- **Set problem**: State how many lines in the entries below contain "అవసర". Write nothing but the number.
::: Given information :::
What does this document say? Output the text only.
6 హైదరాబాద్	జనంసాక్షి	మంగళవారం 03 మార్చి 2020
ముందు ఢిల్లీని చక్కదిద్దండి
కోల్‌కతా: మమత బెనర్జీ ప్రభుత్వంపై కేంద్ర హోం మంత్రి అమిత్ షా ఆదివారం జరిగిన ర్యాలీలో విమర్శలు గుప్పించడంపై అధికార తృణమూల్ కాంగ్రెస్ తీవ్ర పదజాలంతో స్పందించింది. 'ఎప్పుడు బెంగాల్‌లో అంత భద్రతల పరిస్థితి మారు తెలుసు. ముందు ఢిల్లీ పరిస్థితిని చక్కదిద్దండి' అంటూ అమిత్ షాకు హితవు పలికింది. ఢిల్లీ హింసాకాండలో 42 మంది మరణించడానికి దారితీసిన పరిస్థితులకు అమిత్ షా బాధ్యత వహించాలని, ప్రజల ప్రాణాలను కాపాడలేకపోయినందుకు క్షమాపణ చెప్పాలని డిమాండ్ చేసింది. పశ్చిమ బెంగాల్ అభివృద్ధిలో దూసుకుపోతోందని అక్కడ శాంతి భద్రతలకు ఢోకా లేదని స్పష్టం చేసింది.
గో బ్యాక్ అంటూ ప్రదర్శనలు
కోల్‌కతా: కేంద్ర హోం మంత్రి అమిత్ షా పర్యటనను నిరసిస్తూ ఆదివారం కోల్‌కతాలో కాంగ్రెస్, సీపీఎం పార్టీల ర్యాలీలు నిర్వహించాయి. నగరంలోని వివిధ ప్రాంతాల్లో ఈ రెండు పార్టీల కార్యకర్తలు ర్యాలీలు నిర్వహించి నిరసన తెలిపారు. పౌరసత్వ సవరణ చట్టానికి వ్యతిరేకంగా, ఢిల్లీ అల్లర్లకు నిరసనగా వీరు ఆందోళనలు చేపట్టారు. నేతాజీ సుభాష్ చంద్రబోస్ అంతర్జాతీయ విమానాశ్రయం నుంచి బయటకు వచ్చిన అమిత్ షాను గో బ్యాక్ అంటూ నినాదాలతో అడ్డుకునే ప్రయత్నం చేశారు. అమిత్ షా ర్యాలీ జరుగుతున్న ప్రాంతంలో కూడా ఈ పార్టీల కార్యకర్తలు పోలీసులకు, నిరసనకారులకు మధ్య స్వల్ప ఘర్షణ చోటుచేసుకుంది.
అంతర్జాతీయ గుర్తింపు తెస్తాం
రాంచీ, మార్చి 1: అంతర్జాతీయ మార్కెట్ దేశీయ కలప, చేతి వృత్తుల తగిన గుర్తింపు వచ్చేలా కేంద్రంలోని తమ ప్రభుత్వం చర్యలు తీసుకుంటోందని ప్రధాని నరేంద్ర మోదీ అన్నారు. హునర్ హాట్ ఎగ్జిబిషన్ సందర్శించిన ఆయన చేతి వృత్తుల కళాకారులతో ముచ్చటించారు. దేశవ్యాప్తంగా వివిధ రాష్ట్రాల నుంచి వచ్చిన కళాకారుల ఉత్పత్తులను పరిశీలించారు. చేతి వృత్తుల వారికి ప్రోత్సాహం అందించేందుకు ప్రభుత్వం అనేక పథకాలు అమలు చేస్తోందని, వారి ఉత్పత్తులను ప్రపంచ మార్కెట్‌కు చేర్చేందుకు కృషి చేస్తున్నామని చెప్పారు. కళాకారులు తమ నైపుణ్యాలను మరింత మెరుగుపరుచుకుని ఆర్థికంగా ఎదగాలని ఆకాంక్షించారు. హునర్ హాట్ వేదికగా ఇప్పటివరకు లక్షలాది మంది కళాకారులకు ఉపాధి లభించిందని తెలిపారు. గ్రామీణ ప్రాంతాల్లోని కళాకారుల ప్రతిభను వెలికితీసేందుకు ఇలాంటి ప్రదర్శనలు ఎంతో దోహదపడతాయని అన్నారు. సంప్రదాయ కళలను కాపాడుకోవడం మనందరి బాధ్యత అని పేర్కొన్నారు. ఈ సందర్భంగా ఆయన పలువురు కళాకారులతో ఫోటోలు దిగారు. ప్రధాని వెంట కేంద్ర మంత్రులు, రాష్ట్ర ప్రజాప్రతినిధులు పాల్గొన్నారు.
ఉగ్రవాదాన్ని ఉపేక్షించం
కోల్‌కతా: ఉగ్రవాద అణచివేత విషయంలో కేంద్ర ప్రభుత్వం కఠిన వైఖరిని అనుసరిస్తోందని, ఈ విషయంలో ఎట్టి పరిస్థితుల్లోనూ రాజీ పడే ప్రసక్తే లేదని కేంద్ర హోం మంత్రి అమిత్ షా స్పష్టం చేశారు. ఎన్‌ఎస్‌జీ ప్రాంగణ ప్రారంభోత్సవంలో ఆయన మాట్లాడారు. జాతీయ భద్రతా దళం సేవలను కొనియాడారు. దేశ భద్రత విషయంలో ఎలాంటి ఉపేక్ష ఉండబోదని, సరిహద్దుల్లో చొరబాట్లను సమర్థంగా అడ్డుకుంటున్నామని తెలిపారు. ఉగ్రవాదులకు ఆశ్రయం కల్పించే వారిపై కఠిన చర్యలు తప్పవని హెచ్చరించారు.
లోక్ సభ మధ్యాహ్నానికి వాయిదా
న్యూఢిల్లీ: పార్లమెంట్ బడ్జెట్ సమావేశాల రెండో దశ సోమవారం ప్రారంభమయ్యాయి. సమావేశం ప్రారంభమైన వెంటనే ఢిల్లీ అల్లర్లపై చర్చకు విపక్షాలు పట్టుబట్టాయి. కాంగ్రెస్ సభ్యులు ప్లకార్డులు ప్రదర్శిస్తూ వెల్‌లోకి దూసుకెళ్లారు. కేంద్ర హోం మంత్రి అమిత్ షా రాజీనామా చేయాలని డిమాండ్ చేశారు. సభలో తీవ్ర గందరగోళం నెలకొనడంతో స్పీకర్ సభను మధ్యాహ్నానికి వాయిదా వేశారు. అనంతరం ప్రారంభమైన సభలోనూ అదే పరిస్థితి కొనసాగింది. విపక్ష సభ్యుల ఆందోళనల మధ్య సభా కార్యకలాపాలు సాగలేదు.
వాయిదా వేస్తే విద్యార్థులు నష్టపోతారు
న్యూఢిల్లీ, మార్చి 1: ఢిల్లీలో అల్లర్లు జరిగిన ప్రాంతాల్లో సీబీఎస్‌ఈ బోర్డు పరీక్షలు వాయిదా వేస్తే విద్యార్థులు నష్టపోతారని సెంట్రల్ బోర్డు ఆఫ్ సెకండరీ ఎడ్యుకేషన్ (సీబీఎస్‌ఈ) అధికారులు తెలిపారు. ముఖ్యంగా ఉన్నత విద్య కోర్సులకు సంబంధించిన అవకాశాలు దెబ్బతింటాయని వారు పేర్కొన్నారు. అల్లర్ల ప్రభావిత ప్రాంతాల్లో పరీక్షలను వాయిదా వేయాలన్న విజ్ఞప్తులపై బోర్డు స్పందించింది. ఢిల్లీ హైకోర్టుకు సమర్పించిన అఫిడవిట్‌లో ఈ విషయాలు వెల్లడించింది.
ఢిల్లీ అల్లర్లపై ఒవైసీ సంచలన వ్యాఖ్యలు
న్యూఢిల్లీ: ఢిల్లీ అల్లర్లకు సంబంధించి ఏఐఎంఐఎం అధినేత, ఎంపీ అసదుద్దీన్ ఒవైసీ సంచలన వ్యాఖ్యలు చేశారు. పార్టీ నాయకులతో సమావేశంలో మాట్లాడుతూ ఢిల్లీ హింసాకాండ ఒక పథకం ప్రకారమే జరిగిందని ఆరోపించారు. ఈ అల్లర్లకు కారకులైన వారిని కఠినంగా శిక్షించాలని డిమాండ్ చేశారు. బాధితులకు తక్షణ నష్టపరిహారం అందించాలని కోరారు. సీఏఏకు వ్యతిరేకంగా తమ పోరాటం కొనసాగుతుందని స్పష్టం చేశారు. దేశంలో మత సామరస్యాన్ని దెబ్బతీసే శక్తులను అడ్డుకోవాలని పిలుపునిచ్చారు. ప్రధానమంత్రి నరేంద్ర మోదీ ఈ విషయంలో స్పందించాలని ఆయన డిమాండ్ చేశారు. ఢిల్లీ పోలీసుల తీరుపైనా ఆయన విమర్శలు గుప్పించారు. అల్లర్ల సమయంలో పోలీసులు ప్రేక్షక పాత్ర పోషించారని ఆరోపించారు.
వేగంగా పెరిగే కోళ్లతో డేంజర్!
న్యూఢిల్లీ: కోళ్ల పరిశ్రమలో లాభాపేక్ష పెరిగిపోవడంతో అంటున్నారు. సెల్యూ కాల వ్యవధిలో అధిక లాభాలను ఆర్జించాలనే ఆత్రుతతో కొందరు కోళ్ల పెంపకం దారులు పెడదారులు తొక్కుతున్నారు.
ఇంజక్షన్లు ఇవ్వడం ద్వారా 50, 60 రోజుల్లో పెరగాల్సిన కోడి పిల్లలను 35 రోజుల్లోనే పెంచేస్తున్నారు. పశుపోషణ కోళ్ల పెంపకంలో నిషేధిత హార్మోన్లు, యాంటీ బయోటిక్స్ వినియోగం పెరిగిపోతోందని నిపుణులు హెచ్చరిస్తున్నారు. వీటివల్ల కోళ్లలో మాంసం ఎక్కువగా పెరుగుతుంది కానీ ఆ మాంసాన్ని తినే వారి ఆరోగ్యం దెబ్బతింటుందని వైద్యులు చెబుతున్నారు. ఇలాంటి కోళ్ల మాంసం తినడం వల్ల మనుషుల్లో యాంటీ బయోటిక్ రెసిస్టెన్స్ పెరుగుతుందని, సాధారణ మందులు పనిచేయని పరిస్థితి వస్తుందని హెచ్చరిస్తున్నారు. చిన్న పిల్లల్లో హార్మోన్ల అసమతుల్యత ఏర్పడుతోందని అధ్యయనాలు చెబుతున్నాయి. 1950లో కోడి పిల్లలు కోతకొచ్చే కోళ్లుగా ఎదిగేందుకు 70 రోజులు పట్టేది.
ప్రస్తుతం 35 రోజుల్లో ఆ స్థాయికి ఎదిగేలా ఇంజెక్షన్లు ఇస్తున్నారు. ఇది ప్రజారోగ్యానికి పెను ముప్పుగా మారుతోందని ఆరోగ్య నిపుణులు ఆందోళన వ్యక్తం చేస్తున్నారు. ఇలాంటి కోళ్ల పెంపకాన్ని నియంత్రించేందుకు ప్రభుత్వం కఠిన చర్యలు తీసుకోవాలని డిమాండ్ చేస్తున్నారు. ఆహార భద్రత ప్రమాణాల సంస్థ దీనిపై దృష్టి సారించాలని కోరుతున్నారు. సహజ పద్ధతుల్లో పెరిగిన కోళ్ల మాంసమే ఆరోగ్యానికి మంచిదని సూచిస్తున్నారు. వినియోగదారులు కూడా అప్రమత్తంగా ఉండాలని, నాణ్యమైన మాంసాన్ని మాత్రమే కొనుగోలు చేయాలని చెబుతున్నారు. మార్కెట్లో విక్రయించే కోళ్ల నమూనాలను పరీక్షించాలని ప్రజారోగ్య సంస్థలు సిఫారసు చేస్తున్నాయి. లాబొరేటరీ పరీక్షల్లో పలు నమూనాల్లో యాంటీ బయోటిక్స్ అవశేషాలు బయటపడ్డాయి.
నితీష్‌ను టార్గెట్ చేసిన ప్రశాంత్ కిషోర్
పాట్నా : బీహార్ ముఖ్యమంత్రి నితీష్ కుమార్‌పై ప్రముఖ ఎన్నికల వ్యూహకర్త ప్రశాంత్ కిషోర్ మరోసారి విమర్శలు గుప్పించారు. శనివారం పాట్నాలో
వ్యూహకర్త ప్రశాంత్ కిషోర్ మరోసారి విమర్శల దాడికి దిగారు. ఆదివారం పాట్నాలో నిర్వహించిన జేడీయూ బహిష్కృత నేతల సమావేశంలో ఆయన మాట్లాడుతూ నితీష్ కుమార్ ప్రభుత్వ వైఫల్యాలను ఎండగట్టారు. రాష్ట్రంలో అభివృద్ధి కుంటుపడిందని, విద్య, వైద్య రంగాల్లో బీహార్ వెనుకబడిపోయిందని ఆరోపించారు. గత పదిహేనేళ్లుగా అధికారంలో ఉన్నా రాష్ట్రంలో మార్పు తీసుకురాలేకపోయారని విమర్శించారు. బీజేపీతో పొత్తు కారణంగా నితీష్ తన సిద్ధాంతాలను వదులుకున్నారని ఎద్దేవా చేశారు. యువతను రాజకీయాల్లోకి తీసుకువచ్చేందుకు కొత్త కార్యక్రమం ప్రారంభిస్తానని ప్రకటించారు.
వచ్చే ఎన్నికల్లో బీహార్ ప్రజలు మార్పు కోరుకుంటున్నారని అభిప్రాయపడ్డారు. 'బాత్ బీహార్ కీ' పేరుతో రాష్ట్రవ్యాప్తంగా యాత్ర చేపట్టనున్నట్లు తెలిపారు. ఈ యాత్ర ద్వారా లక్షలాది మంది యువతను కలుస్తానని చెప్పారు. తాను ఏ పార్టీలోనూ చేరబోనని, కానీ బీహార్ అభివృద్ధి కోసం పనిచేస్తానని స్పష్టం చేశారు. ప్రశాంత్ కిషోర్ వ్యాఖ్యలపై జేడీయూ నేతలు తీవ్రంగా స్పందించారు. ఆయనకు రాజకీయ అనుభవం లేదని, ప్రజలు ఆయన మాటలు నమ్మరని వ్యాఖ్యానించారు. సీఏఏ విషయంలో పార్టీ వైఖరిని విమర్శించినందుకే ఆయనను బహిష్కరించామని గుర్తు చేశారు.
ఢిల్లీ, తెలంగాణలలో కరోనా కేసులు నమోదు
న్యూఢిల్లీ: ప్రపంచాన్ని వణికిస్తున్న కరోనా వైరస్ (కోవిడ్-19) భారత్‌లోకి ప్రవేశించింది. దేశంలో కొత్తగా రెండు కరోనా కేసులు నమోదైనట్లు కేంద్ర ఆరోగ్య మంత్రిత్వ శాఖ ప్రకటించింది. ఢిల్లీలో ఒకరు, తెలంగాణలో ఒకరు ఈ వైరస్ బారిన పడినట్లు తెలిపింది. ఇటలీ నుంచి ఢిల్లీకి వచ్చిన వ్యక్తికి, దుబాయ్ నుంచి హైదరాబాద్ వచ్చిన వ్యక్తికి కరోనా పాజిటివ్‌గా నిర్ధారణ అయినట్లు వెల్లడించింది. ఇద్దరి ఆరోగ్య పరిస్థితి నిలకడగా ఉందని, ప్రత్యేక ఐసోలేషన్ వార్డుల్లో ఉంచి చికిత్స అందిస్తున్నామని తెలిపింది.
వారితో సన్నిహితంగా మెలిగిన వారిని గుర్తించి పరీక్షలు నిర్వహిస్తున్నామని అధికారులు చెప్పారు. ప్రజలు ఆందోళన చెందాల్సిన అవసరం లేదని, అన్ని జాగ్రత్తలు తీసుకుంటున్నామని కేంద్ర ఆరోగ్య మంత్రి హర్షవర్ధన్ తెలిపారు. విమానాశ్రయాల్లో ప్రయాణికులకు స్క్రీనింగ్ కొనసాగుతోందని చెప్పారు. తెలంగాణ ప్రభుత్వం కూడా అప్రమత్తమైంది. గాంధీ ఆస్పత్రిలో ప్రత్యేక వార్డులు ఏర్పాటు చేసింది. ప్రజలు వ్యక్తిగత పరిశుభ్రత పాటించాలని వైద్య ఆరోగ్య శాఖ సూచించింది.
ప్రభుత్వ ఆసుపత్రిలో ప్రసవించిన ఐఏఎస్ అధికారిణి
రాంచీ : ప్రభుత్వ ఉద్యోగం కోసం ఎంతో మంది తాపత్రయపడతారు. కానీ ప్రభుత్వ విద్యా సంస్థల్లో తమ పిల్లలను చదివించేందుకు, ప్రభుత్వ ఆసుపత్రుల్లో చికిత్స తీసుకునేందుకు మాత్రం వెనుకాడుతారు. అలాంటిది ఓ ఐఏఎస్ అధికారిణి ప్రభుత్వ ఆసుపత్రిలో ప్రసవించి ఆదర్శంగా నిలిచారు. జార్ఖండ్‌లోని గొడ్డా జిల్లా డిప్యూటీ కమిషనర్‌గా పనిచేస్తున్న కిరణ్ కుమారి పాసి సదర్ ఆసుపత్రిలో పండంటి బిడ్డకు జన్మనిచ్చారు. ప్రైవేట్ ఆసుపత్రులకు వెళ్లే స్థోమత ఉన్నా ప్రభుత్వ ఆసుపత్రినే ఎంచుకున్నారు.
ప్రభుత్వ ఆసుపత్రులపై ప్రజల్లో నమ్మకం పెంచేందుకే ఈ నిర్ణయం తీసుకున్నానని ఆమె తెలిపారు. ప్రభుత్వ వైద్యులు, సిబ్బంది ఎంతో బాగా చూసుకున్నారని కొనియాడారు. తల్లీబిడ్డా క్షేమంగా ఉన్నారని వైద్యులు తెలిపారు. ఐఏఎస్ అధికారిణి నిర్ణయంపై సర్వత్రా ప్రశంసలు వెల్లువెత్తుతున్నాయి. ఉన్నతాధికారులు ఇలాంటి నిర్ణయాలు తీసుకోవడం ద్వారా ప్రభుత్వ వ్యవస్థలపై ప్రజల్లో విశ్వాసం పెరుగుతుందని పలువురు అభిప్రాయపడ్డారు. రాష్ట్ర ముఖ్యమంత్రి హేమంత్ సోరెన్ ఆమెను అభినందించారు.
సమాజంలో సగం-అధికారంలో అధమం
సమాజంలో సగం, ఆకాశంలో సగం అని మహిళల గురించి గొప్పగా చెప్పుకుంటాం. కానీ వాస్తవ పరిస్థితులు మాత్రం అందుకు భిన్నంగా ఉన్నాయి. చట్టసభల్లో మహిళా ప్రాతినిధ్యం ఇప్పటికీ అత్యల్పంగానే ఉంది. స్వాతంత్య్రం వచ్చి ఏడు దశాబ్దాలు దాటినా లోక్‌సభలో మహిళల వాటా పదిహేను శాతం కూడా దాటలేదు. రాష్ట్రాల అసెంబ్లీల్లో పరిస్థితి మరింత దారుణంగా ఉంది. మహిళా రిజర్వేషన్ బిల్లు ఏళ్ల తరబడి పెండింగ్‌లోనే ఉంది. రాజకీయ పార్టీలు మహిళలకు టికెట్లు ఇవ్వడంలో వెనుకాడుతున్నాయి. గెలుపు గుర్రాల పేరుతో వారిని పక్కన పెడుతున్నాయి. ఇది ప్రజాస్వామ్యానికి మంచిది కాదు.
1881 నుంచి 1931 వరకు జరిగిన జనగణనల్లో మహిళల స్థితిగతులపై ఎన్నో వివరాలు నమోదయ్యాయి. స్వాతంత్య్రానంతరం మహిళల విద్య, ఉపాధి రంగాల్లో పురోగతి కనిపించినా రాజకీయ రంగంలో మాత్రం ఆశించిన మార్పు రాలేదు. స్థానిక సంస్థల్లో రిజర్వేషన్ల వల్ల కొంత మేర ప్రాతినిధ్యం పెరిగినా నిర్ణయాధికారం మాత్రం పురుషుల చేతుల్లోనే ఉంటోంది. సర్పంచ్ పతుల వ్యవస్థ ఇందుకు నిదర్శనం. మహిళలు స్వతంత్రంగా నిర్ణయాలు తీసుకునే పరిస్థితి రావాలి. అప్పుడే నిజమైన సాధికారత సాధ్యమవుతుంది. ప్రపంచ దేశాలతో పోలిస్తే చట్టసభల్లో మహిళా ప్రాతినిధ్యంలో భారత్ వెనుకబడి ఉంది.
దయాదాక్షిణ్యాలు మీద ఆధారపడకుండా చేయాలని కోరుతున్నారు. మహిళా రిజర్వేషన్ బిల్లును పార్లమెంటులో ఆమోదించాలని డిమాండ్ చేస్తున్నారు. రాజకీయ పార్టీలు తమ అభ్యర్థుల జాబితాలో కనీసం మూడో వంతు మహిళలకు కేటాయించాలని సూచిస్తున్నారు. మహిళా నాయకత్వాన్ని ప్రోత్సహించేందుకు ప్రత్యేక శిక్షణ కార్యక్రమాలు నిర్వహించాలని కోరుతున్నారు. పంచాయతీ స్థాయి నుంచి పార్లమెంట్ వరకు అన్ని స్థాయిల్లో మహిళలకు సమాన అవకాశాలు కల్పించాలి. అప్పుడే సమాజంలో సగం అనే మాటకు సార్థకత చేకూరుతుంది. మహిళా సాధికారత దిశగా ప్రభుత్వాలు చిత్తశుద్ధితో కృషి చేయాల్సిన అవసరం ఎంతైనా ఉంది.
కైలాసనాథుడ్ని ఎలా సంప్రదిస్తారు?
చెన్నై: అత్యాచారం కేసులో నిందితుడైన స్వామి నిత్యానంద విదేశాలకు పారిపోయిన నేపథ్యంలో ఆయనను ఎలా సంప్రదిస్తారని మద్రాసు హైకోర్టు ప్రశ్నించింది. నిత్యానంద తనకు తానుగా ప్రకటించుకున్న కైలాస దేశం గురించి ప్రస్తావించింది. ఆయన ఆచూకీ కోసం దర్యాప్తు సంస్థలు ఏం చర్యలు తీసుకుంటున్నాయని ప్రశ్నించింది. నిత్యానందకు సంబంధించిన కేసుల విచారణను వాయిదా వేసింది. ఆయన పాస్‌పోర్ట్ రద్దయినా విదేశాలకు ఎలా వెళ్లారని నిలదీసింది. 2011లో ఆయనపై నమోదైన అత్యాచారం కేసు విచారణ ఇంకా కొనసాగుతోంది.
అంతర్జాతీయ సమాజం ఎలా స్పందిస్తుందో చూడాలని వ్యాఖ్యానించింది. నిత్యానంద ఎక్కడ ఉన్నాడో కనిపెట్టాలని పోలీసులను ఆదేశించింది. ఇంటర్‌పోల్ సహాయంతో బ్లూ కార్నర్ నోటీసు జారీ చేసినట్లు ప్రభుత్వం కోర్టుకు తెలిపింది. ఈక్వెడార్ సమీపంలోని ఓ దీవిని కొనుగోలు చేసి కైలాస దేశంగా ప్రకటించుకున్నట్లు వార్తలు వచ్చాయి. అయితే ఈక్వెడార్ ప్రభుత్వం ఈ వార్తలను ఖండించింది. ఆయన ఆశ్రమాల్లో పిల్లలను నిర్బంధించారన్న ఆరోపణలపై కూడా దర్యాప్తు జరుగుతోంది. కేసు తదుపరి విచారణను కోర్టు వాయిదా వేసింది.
:::
- **Result of the task**: 2